Give the number of lines in the listing that hold the word "Where". Write nothing but that number.

Stored data:
--
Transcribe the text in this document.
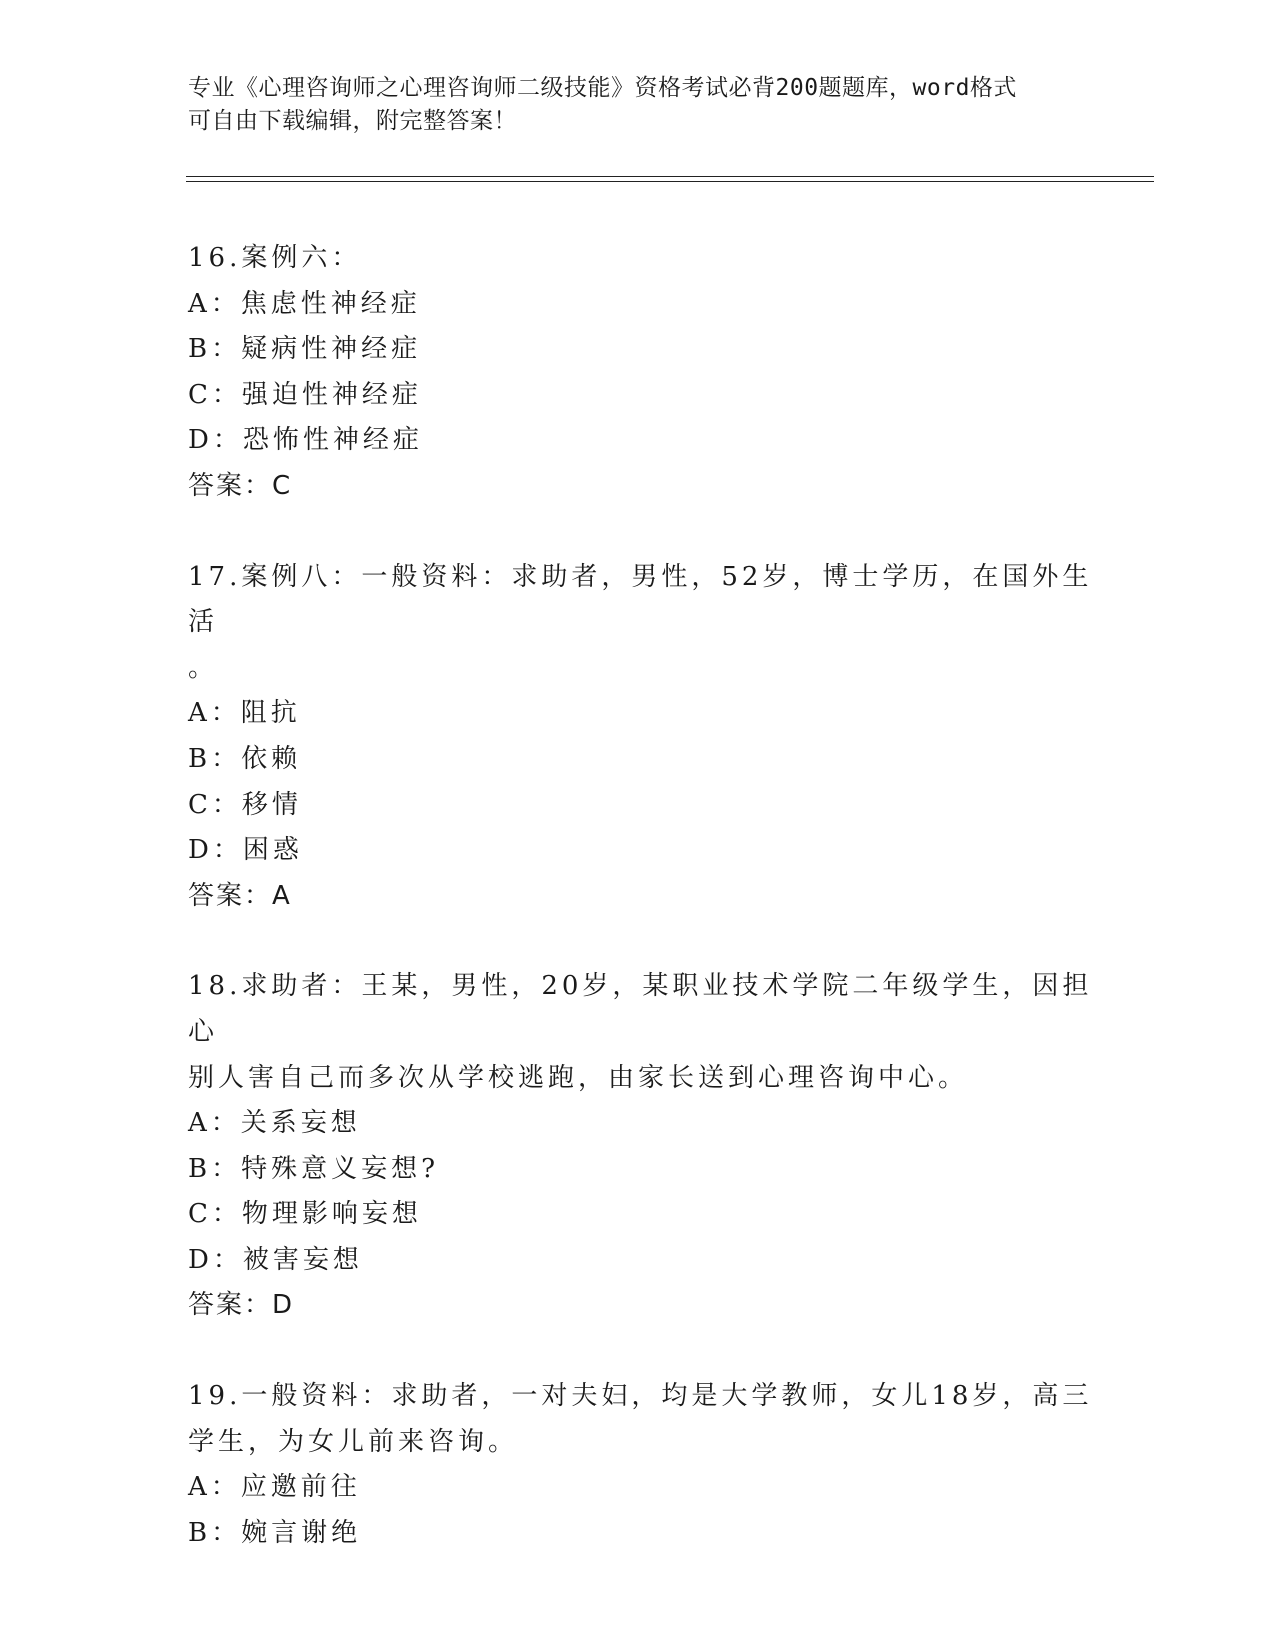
专业《心理咨询师之心理咨询师二级技能》资格考试必背200题题库，word格式
可自由下载编辑，附完整答案！
16.案例六：
A：焦虑性神经症
B：疑病性神经症
C：强迫性神经症
D：恐怖性神经症
答案：C
17.案例八：一般资料：求助者，男性，52岁，博士学历，在国外生活
。
A：阻抗
B：依赖
C：移情
D：困惑
答案：A
18.求助者：王某，男性，20岁，某职业技术学院二年级学生，因担心
别人害自己而多次从学校逃跑，由家长送到心理咨询中心。
A：关系妄想
B：特殊意义妄想?
C：物理影响妄想
D：被害妄想
答案：D
19.一般资料：求助者，一对夫妇，均是大学教师，女儿18岁，高三
学生，为女儿前来咨询。
A：应邀前往
B：婉言谢绝
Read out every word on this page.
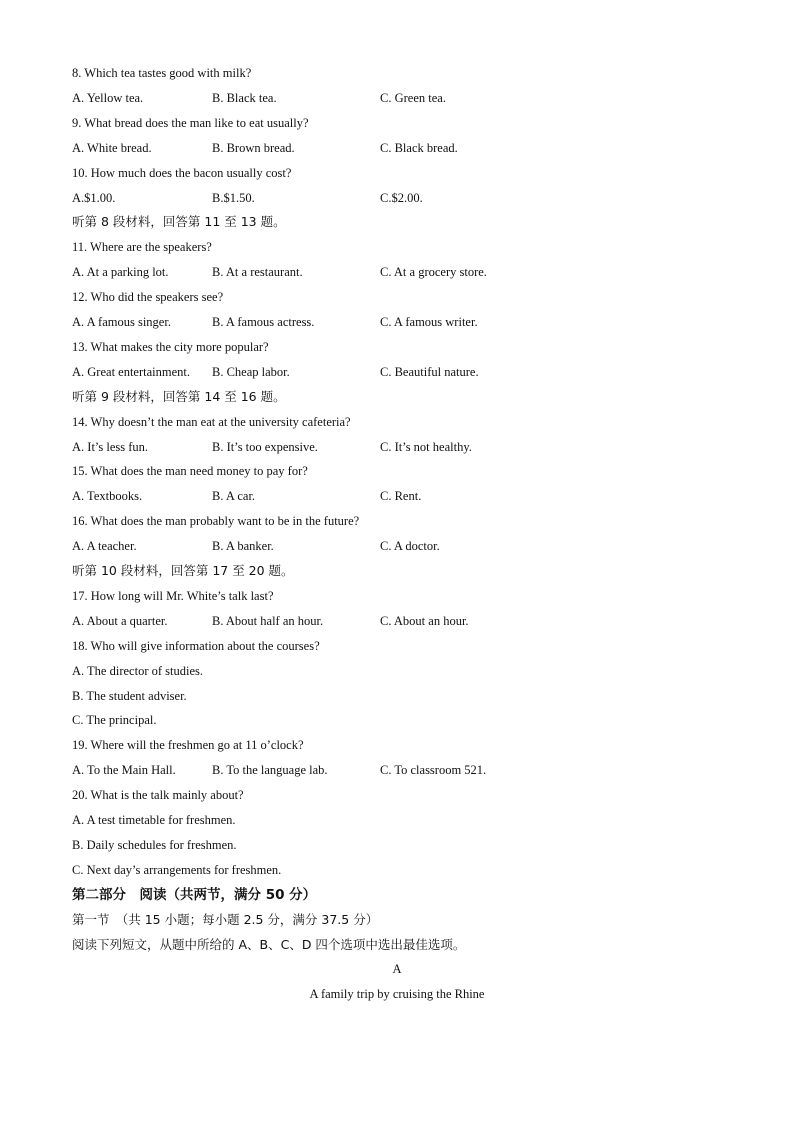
8. Which tea tastes good with milk?
A. Yellow tea.	B. Black tea.	C. Green tea.
9. What bread does the man like to eat usually?
A. White bread.	B. Brown bread.	C. Black bread.
10. How much does the bacon usually cost?
A.$1.00.	B.$1.50.	C.$2.00.
听第 8 段材料，回答第 11 至 13 题。
11. Where are the speakers?
A. At a parking lot.	B. At a restaurant.	C. At a grocery store.
12. Who did the speakers see?
A. A famous singer.	B. A famous actress.	C. A famous writer.
13. What makes the city more popular?
A. Great entertainment. B. Cheap labor.	C. Beautiful nature.
听第 9 段材料，回答第 14 至 16 题。
14. Why doesn’t the man eat at the university cafeteria?
A. It’s less fun.	B. It’s too expensive.	C. It’s not healthy.
15. What does the man need money to pay for?
A. Textbooks.	B. A car.	C. Rent.
16. What does the man probably want to be in the future?
A. A teacher.	B. A banker.	C. A doctor.
听第 10 段材料，回答第 17 至 20 题。
17. How long will Mr. White’s talk last?
A. About a quarter.	B. About half an hour.	C. About an hour.
18. Who will give information about the courses?
A. The director of studies.
B. The student adviser.
C. The principal.
19. Where will the freshmen go at 11 o’clock?
A. To the Main Hall.	B. To the language lab.	C. To classroom 521.
20. What is the talk mainly about?
A. A test timetable for freshmen.
B. Daily schedules for freshmen.
C. Next day’s arrangements for freshmen.
第二部分　阅读（共两节，满分 50 分）
第一节　（共 15 小题；每小题 2.5 分，满分 37.5 分）
阅读下列短文，从题中所给的 A、B、C、D 四个选项中选出最佳选项。
A
A family trip by cruising the Rhine
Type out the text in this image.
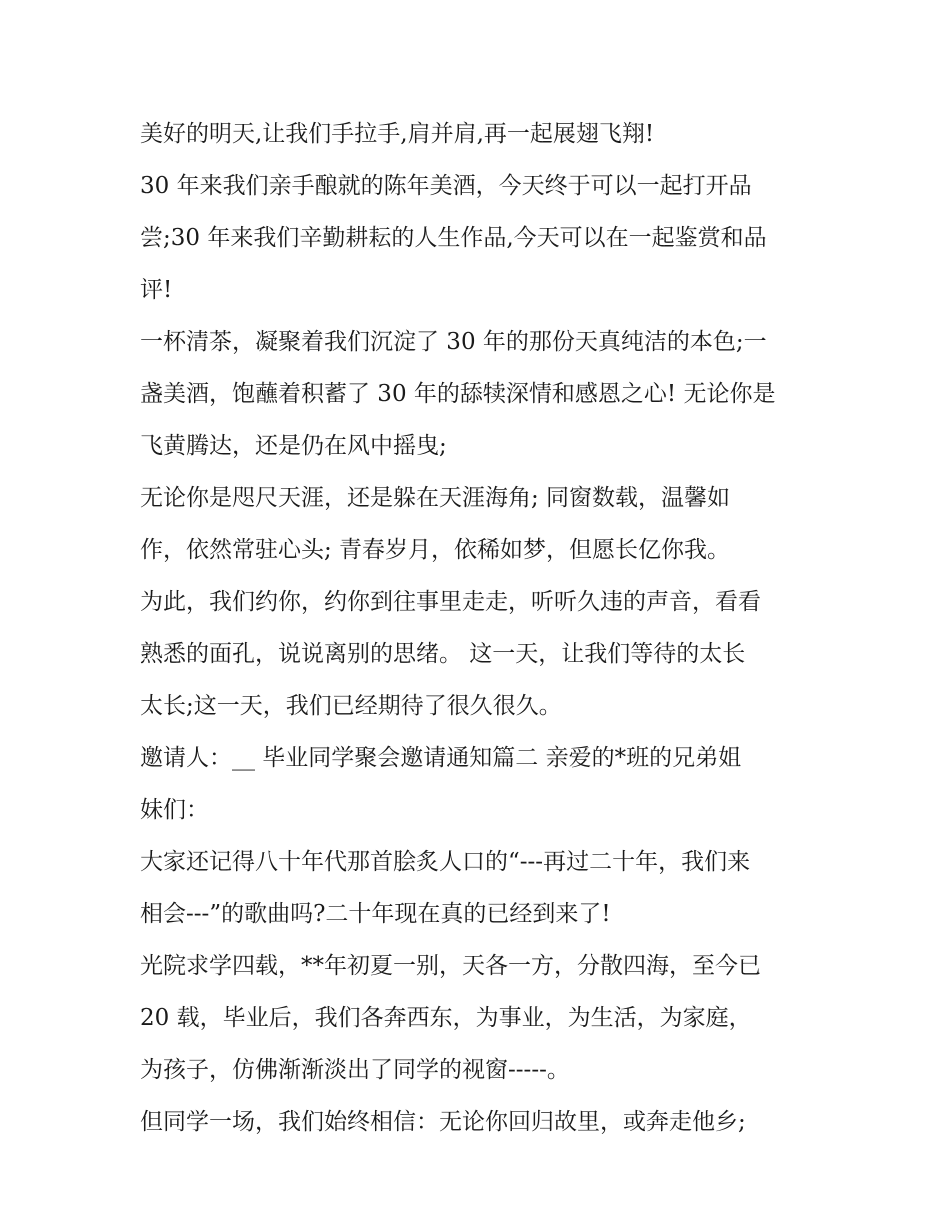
美好的明天,让我们手拉手,肩并肩,再一起展翅飞翔!
30 年来我们亲手酿就的陈年美酒，今天终于可以一起打开品
尝;30 年来我们辛勤耕耘的人生作品,今天可以在一起鉴赏和品
评!
一杯清茶，凝聚着我们沉淀了 30 年的那份天真纯洁的本色;一
盏美酒，饱蘸着积蓄了 30 年的舔犊深情和感恩之心! 无论你是
飞黄腾达，还是仍在风中摇曳;
无论你是咫尺天涯，还是躲在天涯海角; 同窗数载，温馨如
作，依然常驻心头; 青春岁月，依稀如梦，但愿长亿你我。
为此，我们约你，约你到往事里走走，听听久违的声音，看看
熟悉的面孔，说说离别的思绪。 这一天，让我们等待的太长
太长;这一天，我们已经期待了很久很久。
邀请人：__ 毕业同学聚会邀请通知篇二 亲爱的*班的兄弟姐
妹们：
大家还记得八十年代那首脍炙人口的“---再过二十年，我们来
相会---”的歌曲吗?二十年现在真的已经到来了!
光院求学四载，**年初夏一别，天各一方，分散四海，至今已
20 载，毕业后，我们各奔西东，为事业，为生活，为家庭，
为孩子，仿佛渐渐淡出了同学的视窗-----。
但同学一场，我们始终相信：无论你回归故里，或奔走他乡;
--
Answer in full:
2